Excerpted data:
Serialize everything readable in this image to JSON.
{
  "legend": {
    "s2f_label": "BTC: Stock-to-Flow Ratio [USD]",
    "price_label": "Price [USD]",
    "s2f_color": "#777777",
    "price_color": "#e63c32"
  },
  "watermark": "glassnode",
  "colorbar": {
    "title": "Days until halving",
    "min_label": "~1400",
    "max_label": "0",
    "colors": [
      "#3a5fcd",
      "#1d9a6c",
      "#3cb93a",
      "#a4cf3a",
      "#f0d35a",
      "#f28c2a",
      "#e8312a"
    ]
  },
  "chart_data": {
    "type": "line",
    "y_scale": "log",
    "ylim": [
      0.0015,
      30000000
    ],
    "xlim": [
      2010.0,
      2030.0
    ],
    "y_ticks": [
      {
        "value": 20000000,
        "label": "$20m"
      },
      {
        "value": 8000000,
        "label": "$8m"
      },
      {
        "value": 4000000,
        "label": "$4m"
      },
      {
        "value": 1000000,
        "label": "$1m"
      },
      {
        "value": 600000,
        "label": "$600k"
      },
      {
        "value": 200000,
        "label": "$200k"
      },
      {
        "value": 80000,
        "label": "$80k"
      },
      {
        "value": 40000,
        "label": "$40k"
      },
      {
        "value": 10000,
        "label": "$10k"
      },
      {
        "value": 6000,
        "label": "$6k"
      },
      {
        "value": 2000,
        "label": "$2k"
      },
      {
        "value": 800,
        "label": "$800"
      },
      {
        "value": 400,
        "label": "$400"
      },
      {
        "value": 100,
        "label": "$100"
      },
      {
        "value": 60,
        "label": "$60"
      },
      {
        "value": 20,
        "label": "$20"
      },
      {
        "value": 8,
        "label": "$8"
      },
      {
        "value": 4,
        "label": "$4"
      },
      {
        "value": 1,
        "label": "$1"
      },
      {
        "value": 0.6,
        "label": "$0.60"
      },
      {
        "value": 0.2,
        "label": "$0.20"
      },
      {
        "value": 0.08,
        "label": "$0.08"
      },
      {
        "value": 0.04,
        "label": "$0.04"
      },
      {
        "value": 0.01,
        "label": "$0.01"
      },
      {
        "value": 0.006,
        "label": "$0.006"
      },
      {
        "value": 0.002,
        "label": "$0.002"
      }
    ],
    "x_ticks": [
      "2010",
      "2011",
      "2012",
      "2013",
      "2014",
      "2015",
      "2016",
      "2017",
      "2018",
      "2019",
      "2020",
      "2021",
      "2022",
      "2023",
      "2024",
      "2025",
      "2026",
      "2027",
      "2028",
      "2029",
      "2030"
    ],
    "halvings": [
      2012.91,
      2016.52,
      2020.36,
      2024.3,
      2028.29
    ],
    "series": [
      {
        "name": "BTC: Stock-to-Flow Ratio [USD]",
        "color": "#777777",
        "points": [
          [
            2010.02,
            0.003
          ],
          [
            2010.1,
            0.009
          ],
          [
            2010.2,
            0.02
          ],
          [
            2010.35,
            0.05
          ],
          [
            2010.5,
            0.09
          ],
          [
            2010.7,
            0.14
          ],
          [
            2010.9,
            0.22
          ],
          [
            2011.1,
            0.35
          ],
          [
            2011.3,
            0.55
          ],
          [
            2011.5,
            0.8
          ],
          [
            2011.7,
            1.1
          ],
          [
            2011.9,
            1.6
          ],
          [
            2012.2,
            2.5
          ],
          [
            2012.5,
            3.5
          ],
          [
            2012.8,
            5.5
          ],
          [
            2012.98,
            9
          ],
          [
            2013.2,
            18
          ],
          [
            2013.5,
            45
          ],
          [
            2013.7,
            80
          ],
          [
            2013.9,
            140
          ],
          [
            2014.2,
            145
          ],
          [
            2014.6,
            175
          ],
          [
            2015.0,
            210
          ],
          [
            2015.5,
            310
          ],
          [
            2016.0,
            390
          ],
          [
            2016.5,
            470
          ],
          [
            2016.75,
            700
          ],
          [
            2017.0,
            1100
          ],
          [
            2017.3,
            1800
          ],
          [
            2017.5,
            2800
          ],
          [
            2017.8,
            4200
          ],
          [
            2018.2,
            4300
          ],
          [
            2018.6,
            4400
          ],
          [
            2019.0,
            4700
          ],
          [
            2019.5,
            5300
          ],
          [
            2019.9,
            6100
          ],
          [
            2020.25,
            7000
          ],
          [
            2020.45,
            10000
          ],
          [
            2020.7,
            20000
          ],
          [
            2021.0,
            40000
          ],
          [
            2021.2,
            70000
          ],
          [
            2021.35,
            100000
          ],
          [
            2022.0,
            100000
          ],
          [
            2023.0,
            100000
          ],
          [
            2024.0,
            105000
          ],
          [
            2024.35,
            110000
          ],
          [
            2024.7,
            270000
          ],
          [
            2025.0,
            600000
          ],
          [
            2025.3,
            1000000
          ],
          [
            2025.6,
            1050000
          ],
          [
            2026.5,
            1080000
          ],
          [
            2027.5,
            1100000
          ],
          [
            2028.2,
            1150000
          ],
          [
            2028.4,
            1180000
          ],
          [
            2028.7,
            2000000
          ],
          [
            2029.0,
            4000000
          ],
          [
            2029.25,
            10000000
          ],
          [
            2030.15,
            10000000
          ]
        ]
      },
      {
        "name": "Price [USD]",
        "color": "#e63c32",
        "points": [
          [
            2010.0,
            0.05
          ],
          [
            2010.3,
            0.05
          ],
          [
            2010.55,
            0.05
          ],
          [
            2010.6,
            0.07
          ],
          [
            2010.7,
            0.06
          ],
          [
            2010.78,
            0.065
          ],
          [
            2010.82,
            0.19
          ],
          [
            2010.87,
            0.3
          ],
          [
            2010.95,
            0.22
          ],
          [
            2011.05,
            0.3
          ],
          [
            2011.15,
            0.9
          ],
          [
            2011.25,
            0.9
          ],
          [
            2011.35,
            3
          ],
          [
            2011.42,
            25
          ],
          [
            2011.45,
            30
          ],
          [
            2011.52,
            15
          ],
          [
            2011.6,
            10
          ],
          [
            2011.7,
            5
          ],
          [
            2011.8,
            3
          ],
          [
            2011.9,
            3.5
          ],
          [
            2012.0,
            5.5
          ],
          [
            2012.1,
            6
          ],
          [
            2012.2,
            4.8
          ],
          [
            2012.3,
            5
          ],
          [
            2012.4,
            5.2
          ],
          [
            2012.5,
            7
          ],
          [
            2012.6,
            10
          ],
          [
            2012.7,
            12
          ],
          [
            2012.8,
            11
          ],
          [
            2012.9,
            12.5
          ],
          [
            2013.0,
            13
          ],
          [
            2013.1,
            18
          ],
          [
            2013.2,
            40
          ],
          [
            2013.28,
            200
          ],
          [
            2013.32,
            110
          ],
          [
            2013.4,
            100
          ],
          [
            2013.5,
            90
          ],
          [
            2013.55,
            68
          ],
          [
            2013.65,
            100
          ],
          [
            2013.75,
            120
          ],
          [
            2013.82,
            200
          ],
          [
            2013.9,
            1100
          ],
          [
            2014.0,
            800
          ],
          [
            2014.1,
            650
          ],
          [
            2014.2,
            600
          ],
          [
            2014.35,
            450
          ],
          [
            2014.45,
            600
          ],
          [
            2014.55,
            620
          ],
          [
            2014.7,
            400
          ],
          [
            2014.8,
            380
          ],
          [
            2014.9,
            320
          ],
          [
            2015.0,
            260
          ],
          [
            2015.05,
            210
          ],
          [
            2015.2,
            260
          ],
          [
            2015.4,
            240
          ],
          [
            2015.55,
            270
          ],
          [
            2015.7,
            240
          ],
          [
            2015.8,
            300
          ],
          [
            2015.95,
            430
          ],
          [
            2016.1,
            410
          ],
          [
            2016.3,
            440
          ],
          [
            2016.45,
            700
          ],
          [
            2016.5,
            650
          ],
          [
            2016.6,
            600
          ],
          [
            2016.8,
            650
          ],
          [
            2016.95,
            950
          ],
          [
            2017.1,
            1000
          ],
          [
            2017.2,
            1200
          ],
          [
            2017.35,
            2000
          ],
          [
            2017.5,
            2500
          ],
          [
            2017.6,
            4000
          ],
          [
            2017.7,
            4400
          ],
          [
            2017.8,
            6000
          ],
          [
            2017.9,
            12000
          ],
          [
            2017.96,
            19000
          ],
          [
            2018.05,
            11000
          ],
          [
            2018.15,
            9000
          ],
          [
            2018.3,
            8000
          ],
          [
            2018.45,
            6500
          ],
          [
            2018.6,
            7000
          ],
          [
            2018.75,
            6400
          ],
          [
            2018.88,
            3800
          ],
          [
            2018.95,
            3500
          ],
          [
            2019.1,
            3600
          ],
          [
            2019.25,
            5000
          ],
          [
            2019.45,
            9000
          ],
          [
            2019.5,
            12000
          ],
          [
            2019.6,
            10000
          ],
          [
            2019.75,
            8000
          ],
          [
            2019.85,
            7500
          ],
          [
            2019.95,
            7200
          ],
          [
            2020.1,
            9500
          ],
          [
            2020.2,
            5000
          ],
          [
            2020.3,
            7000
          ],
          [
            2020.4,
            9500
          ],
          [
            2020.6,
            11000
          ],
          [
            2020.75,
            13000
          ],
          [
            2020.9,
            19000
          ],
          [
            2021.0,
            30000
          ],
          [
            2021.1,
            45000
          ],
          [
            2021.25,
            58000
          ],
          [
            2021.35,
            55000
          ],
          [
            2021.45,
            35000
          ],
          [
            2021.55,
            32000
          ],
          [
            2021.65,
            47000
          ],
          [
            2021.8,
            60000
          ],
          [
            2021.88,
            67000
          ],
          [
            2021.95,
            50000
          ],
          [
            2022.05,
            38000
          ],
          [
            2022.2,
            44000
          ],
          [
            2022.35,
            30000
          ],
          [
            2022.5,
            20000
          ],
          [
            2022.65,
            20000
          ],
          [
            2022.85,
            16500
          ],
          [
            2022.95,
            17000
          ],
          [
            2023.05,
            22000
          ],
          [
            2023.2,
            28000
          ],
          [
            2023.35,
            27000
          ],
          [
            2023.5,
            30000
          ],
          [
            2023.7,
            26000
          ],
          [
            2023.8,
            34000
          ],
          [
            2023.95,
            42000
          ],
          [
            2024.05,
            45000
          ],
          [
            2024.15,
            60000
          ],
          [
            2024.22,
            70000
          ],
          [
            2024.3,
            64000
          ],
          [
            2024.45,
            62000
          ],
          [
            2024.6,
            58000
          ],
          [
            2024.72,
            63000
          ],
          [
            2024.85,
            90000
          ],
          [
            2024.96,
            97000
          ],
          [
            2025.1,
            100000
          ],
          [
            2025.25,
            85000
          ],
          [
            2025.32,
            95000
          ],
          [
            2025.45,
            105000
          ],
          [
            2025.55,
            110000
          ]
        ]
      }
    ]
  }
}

Task directions:
Show every line of the records above that contains the word "Flow".

Reply:
    "s2f_label": "BTC: Stock-to-Flow Ratio [USD]",
        "name": "BTC: Stock-to-Flow Ratio [USD]",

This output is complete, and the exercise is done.